▶ **TASK TO CARRY OUT**
Check each line for the word "Dezactivat" and give how many have it. Say nothing else.

▶ **SOURCE RECORDS**

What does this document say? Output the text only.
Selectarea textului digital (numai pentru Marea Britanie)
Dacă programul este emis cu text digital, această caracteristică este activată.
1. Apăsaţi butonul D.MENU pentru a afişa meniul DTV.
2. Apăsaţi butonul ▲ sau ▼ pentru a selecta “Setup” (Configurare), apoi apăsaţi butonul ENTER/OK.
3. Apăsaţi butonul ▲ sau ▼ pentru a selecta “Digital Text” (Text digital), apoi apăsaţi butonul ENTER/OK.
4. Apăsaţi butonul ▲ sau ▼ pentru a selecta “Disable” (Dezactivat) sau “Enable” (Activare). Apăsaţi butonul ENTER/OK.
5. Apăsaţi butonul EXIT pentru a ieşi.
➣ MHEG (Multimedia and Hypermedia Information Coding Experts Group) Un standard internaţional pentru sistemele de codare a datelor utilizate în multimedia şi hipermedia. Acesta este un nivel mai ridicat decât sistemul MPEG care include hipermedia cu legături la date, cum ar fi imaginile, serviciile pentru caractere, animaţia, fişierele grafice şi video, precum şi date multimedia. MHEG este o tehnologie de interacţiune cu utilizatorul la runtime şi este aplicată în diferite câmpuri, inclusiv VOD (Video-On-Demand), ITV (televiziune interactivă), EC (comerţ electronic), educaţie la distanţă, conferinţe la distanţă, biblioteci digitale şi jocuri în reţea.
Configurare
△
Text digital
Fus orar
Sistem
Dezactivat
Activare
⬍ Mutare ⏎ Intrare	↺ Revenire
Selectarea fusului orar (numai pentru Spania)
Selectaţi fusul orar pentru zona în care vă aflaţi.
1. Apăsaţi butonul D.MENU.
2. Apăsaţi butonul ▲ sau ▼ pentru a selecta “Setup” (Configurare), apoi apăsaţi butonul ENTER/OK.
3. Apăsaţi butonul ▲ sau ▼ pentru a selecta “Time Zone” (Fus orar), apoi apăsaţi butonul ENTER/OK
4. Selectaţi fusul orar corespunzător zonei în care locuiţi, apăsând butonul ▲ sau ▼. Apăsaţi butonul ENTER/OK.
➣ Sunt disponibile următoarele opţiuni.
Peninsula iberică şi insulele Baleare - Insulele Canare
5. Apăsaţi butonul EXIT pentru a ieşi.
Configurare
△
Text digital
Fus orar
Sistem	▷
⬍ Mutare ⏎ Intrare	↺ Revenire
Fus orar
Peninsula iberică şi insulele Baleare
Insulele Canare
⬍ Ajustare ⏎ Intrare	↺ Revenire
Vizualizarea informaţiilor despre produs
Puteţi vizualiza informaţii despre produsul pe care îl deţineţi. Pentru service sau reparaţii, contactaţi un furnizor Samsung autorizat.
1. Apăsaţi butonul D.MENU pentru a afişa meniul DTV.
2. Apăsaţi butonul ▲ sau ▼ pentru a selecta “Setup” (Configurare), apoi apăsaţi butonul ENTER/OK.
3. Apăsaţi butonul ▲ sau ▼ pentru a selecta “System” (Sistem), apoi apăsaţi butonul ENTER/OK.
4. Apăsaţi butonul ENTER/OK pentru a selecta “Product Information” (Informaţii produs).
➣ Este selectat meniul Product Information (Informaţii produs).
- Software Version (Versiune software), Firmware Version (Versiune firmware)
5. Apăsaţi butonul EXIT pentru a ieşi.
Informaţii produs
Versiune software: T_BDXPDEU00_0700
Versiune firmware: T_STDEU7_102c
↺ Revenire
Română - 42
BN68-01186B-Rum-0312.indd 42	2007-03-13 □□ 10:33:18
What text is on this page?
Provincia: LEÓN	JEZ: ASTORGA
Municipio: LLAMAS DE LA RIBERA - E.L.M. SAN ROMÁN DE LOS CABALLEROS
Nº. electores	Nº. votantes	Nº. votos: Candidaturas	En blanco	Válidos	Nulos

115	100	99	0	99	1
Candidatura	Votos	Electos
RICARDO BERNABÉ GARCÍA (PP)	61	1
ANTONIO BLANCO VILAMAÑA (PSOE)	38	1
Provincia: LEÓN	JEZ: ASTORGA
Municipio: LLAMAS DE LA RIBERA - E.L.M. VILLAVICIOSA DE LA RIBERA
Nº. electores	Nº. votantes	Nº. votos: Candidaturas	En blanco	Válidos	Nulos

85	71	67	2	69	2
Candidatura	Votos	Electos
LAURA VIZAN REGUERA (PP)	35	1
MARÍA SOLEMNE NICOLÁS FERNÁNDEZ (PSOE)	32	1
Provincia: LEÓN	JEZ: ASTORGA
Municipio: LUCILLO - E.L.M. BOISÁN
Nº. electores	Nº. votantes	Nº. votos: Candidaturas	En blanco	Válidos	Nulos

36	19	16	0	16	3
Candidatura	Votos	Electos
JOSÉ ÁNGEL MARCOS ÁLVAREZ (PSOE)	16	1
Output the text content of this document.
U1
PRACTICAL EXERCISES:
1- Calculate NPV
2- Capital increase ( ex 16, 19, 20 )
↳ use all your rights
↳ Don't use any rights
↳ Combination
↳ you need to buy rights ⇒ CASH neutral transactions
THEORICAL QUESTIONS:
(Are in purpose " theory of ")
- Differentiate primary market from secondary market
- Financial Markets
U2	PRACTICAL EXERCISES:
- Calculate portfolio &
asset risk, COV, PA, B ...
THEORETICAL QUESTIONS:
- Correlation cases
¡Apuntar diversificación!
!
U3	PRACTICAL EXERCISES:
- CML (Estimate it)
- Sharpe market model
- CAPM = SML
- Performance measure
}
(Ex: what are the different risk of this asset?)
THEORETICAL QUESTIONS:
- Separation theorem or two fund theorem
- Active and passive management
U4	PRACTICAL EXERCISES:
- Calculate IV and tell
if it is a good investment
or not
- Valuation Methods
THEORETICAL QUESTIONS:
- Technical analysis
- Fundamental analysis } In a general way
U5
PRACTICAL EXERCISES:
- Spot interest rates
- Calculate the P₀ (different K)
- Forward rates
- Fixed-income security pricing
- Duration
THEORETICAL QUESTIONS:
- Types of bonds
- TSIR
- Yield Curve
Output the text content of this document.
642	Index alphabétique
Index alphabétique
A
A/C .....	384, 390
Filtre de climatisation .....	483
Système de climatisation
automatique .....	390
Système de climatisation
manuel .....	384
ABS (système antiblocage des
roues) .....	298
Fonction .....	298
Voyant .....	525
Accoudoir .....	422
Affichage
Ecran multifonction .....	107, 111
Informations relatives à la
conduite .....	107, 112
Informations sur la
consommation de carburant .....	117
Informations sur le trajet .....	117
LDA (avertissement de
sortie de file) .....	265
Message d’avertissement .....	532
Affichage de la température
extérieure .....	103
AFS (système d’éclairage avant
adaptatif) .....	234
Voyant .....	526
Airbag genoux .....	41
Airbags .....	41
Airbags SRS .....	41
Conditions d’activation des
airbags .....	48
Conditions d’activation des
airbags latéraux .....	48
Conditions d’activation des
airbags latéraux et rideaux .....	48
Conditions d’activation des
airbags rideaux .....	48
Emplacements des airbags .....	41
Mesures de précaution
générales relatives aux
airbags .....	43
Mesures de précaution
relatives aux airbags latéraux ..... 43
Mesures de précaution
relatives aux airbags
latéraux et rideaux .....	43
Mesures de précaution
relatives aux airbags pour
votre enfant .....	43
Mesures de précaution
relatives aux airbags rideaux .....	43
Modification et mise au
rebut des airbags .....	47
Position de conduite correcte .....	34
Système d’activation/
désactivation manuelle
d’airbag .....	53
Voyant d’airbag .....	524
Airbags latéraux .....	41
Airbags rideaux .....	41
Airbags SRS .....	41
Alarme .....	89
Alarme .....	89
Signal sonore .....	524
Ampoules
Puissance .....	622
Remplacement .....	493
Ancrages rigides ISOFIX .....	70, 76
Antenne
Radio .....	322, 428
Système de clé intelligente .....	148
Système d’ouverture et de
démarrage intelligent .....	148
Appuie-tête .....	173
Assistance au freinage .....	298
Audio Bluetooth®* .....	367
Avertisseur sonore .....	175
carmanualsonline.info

▶ **OUTPUT FOR THIS EXERCISE**
2